> [MATERIAL FOR THE TASK]:
-.-.-

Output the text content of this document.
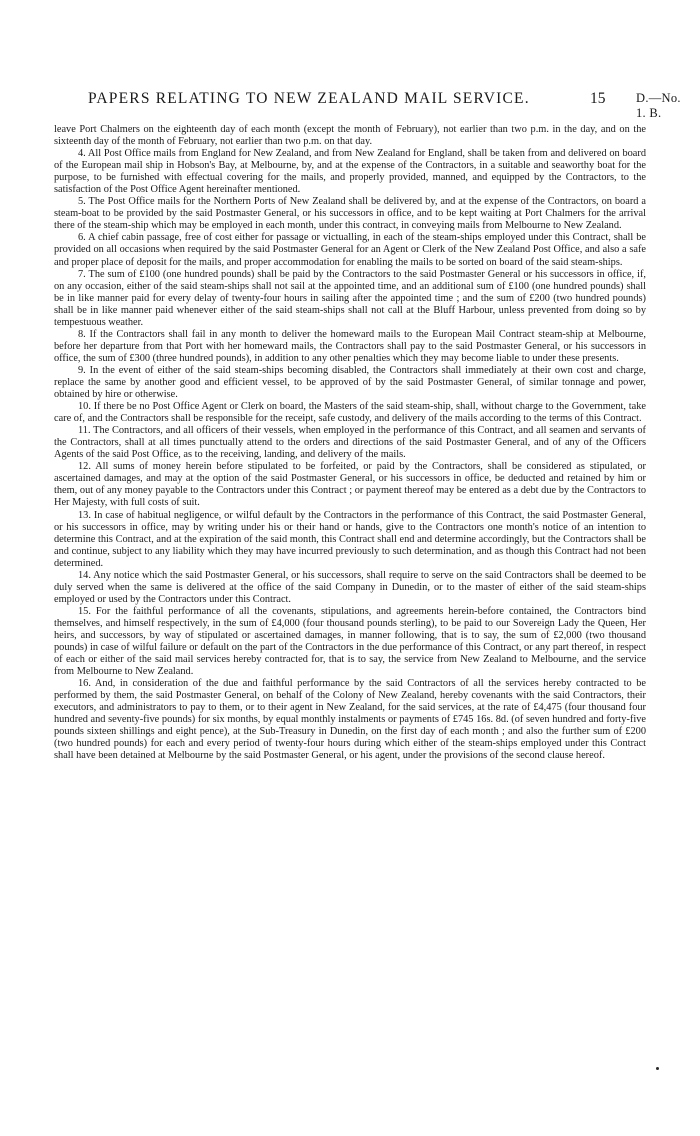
PAPERS RELATING TO NEW ZEALAND MAIL SERVICE.	15 D.—No. 1. B.

leave Port Chalmers on the eighteenth day of each month (except the month of February), not earlier than two p.m. in the day, and on the sixteenth day of the month of February, not earlier than two p.m. on that day.

4. All Post Office mails from England for New Zealand, and from New Zealand for England, shall be taken from and delivered on board of the European mail ship in Hobson's Bay, at Melbourne, by, and at the expense of the Contractors, in a suitable and seaworthy boat for the purpose, to be furnished with effectual covering for the mails, and properly provided, manned, and equipped by the Contractors, to the satisfaction of the Post Office Agent hereinafter mentioned.

5. The Post Office mails for the Northern Ports of New Zealand shall be delivered by, and at the expense of the Contractors, on board a steam-boat to be provided by the said Postmaster General, or his successors in office, and to be kept waiting at Port Chalmers for the arrival there of the steam-ship which may be employed in each month, under this contract, in conveying mails from Melbourne to New Zealand.

6. A chief cabin passage, free of cost either for passage or victualling, in each of the steam-ships employed under this Contract, shall be provided on all occasions when required by the said Postmaster General for an Agent or Clerk of the New Zealand Post Office, and also a safe and proper place of deposit for the mails, and proper accommodation for enabling the mails to be sorted on board of the said steam-ships.

7. The sum of £100 (one hundred pounds) shall be paid by the Contractors to the said Postmaster General or his successors in office, if, on any occasion, either of the said steam-ships shall not sail at the appointed time, and an additional sum of £100 (one hundred pounds) shall be in like manner paid for every delay of twenty-four hours in sailing after the appointed time ; and the sum of £200 (two hundred pounds) shall be in like manner paid whenever either of the said steam-ships shall not call at the Bluff Harbour, unless prevented from doing so by tempestuous weather.

8. If the Contractors shall fail in any month to deliver the homeward mails to the European Mail Contract steam-ship at Melbourne, before her departure from that Port with her homeward mails, the Contractors shall pay to the said Postmaster General, or his successors in office, the sum of £300 (three hundred pounds), in addition to any other penalties which they may become liable to under these presents.

9. In the event of either of the said steam-ships becoming disabled, the Contractors shall immediately at their own cost and charge, replace the same by another good and efficient vessel, to be approved of by the said Postmaster General, of similar tonnage and power, obtained by hire or otherwise.

10. If there be no Post Office Agent or Clerk on board, the Masters of the said steam-ship, shall, without charge to the Government, take care of, and the Contractors shall be responsible for the receipt, safe custody, and delivery of the mails according to the terms of this Contract.

11. The Contractors, and all officers of their vessels, when employed in the performance of this Contract, and all seamen and servants of the Contractors, shall at all times punctually attend to the orders and directions of the said Postmaster General, and of any of the Officers Agents of the said Post Office, as to the receiving, landing, and delivery of the mails.

12. All sums of money herein before stipulated to be forfeited, or paid by the Contractors, shall be considered as stipulated, or ascertained damages, and may at the option of the said Postmaster General, or his successors in office, be deducted and retained by him or them, out of any money payable to the Contractors under this Contract ; or payment thereof may be entered as a debt due by the Contractors to Her Majesty, with full costs of suit.

13. In case of habitual negligence, or wilful default by the Contractors in the performance of this Contract, the said Postmaster General, or his successors in office, may by writing under his or their hand or hands, give to the Contractors one month's notice of an intention to determine this Contract, and at the expiration of the said month, this Contract shall end and determine accordingly, but the Contractors shall be and continue, subject to any liability which they may have incurred previously to such determination, and as though this Contract had not been determined.

14. Any notice which the said Postmaster General, or his successors, shall require to serve on the said Contractors shall be deemed to be duly served when the same is delivered at the office of the said Company in Dunedin, or to the master of either of the said steam-ships employed or used by the Contractors under this Contract.

15. For the faithful performance of all the covenants, stipulations, and agreements herein-before contained, the Contractors bind themselves, and himself respectively, in the sum of £4,000 (four thousand pounds sterling), to be paid to our Sovereign Lady the Queen, Her heirs, and successors, by way of stipulated or ascertained damages, in manner following, that is to say, the sum of £2,000 (two thousand pounds) in case of wilful failure or default on the part of the Contractors in the due performance of this Contract, or any part thereof, in respect of each or either of the said mail services hereby contracted for, that is to say, the service from New Zealand to Melbourne, and the service from Melbourne to New Zealand.

16. And, in consideration of the due and faithful performance by the said Contractors of all the services hereby contracted to be performed by them, the said Postmaster General, on behalf of the Colony of New Zealand, hereby covenants with the said Contractors, their executors, and administrators to pay to them, or to their agent in New Zealand, for the said services, at the rate of £4,475 (four thousand four hundred and seventy-five pounds) for six months, by equal monthly instalments or payments of £745 16s. 8d. (of seven hundred and forty-five pounds sixteen shillings and eight pence), at the Sub-Treasury in Dunedin, on the first day of each month ; and also the further sum of £200 (two hundred pounds) for each and every period of twenty-four hours during which either of the steam-ships employed under this Contract shall have been detained at Melbourne by the said Postmaster General, or his agent, under the provisions of the second clause hereof.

-.-.-

> [TASK REQUIREMENTS]: Look through the listing above. Pick out each line with "delivery" and copy it.

> [EXERCISE ANSWER]:
10. If there be no Post Office Agent or Clerk on board, the Masters of the said steam-ship, shall, without charge to the Government, take care of, and the Contractors shall be responsible for the receipt, safe custody, and delivery of the mails according to the terms of this Contract.
11. The Contractors, and all officers of their vessels, when employed in the performance of this Contract, and all seamen and servants of the Contractors, shall at all times punctually attend to the orders and directions of the said Postmaster General, and of any of the Officers Agents of the said Post Office, as to the receiving, landing, and delivery of the mails.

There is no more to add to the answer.